● **Requirement**: Update the items starting at the line that contains "List all visible" and ending at the line that contains "al-arrow-icon xyxy=(268,553,286,586)" by replacing "y-tick-label" with "y-axis-value" and leaving everything else the same. Return only those lines.

● **Given information**:
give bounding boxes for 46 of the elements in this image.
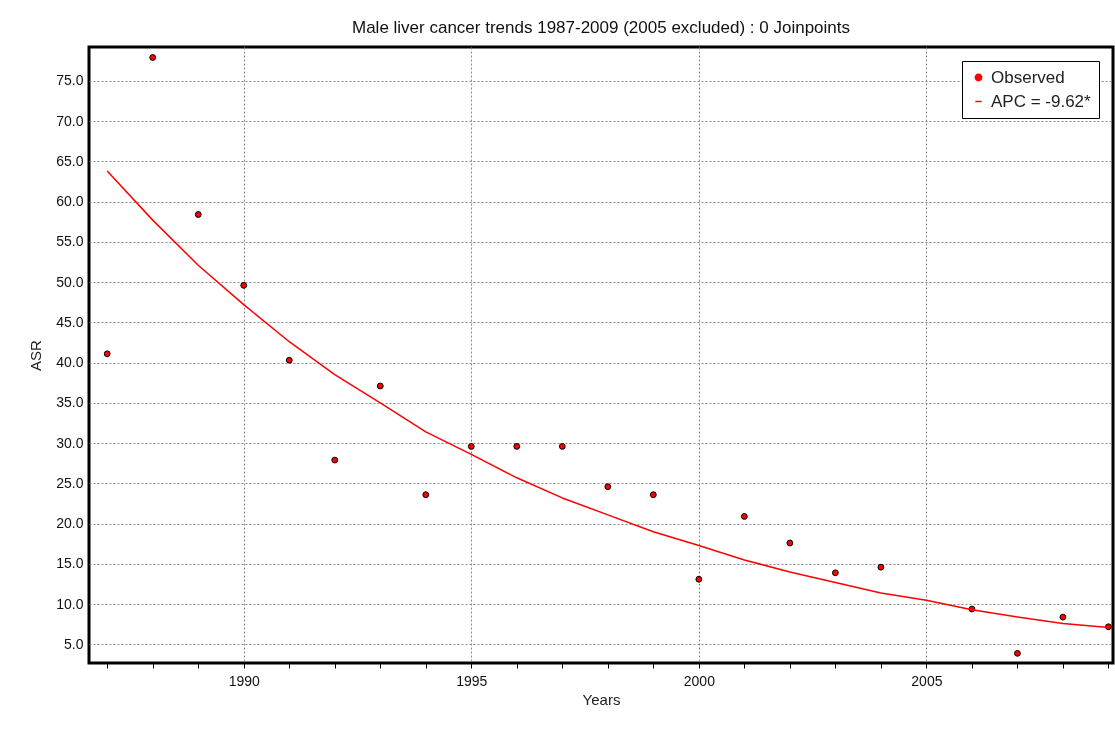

--

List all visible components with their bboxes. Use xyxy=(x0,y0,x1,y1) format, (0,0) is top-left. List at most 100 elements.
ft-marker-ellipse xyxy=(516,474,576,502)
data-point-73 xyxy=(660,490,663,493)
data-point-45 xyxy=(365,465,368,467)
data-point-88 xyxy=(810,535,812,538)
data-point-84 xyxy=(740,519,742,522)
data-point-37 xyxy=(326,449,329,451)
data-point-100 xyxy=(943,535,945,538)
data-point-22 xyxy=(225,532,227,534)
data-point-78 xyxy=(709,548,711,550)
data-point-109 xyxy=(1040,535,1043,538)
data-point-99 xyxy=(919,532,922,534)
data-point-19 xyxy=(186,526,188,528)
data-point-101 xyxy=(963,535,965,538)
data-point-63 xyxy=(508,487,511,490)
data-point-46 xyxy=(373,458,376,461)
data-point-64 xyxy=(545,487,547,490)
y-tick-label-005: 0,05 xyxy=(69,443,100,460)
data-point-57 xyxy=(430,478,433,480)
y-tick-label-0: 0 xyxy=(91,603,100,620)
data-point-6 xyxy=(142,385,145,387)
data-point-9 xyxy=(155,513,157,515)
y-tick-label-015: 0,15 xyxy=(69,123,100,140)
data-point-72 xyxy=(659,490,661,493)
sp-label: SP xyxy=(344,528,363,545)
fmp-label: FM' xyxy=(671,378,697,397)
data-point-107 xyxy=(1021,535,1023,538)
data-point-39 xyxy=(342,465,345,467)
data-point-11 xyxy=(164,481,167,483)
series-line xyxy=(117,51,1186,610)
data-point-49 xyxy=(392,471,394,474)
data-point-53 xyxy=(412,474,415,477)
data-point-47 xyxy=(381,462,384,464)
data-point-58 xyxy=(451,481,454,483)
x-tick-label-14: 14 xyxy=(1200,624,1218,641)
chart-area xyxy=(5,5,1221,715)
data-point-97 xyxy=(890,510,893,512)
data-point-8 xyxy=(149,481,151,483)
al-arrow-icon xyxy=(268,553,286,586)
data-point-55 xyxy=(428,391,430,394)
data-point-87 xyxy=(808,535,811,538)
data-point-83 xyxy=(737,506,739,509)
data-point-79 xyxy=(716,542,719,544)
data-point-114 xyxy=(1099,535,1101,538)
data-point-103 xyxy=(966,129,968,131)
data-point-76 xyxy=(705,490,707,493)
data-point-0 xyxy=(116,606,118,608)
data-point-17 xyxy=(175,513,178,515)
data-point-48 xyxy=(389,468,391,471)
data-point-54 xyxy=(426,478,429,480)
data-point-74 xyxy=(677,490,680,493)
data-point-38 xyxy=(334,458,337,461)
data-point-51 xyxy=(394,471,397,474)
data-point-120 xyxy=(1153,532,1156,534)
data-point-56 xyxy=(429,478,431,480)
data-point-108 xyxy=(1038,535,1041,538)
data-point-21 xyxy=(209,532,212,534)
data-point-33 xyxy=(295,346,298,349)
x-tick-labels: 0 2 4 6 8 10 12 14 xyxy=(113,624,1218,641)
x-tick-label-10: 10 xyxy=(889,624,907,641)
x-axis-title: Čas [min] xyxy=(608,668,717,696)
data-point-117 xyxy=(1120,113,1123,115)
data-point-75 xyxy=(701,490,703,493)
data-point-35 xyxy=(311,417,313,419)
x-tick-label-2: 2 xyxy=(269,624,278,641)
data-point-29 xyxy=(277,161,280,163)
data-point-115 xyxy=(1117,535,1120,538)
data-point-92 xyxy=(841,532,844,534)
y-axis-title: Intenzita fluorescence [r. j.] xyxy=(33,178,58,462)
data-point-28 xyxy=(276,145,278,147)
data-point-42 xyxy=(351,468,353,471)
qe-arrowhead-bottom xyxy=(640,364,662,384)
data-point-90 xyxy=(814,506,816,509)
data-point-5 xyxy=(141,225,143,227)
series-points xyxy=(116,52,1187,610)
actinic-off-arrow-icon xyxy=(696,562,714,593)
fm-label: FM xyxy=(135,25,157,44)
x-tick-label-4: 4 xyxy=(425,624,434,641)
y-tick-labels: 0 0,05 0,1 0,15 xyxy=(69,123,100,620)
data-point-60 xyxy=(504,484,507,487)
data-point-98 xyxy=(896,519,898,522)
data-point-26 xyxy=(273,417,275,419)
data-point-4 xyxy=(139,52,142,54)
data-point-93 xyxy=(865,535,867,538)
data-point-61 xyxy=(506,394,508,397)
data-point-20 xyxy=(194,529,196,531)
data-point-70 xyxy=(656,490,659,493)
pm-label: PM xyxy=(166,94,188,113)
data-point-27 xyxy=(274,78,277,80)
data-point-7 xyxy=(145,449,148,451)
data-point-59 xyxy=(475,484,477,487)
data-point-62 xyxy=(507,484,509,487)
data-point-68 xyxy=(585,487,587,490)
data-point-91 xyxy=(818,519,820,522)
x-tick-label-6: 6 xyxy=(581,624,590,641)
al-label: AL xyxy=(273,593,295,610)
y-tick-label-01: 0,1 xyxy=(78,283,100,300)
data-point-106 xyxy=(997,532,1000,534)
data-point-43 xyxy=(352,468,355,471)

==

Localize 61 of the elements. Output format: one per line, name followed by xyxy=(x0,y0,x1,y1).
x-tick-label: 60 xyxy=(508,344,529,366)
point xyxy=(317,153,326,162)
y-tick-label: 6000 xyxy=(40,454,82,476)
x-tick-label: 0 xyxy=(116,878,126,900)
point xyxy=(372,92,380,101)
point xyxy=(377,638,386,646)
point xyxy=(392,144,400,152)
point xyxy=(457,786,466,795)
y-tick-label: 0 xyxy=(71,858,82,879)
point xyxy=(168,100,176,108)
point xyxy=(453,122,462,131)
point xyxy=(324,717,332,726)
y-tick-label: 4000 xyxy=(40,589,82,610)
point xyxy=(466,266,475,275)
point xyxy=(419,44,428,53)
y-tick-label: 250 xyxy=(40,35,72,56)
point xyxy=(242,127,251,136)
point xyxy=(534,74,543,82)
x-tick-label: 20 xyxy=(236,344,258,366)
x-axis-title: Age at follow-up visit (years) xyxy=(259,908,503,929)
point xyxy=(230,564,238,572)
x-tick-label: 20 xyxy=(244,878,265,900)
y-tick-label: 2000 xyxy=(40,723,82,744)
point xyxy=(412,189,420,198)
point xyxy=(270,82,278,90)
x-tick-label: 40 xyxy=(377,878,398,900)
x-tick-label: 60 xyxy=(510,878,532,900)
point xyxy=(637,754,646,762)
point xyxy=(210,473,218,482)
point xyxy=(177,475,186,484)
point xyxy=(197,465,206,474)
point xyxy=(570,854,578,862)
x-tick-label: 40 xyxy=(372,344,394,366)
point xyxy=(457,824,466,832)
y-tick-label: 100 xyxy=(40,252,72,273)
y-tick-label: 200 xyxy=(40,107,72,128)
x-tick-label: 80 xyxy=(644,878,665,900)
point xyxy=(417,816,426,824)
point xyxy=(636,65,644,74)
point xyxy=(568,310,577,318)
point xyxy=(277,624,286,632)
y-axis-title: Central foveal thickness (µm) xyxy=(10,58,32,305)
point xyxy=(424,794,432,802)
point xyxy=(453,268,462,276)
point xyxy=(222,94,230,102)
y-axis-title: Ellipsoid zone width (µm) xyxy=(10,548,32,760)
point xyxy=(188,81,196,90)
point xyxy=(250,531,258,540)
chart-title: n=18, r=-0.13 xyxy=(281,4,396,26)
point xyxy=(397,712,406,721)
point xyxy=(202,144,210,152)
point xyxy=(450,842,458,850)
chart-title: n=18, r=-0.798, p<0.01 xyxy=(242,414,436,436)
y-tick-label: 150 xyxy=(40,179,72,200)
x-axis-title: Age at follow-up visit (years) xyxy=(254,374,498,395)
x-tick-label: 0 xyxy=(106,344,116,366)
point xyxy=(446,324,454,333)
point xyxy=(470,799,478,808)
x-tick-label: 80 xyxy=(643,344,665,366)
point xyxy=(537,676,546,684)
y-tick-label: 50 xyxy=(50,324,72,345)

● **Reply to the task**:
List all visible components with their bboxes. Use xyxy=(x0,y0,x1,y1) format, (0,0) is top-left. List at most 100 elements.
ft-marker-ellipse xyxy=(516,474,576,502)
data-point-73 xyxy=(660,490,663,493)
data-point-45 xyxy=(365,465,368,467)
data-point-88 xyxy=(810,535,812,538)
data-point-84 xyxy=(740,519,742,522)
data-point-37 xyxy=(326,449,329,451)
data-point-100 xyxy=(943,535,945,538)
data-point-22 xyxy=(225,532,227,534)
data-point-78 xyxy=(709,548,711,550)
data-point-109 xyxy=(1040,535,1043,538)
data-point-99 xyxy=(919,532,922,534)
data-point-19 xyxy=(186,526,188,528)
data-point-101 xyxy=(963,535,965,538)
data-point-63 xyxy=(508,487,511,490)
data-point-46 xyxy=(373,458,376,461)
data-point-64 xyxy=(545,487,547,490)
y-axis-value-005: 0,05 xyxy=(69,443,100,460)
data-point-57 xyxy=(430,478,433,480)
y-axis-value-0: 0 xyxy=(91,603,100,620)
data-point-6 xyxy=(142,385,145,387)
data-point-9 xyxy=(155,513,157,515)
y-axis-value-015: 0,15 xyxy=(69,123,100,140)
data-point-72 xyxy=(659,490,661,493)
sp-label: SP xyxy=(344,528,363,545)
fmp-label: FM' xyxy=(671,378,697,397)
data-point-107 xyxy=(1021,535,1023,538)
data-point-39 xyxy=(342,465,345,467)
data-point-11 xyxy=(164,481,167,483)
series-line xyxy=(117,51,1186,610)
data-point-49 xyxy=(392,471,394,474)
data-point-53 xyxy=(412,474,415,477)
data-point-47 xyxy=(381,462,384,464)
data-point-58 xyxy=(451,481,454,483)
x-tick-label-14: 14 xyxy=(1200,624,1218,641)
chart-area xyxy=(5,5,1221,715)
data-point-97 xyxy=(890,510,893,512)
data-point-8 xyxy=(149,481,151,483)
al-arrow-icon xyxy=(268,553,286,586)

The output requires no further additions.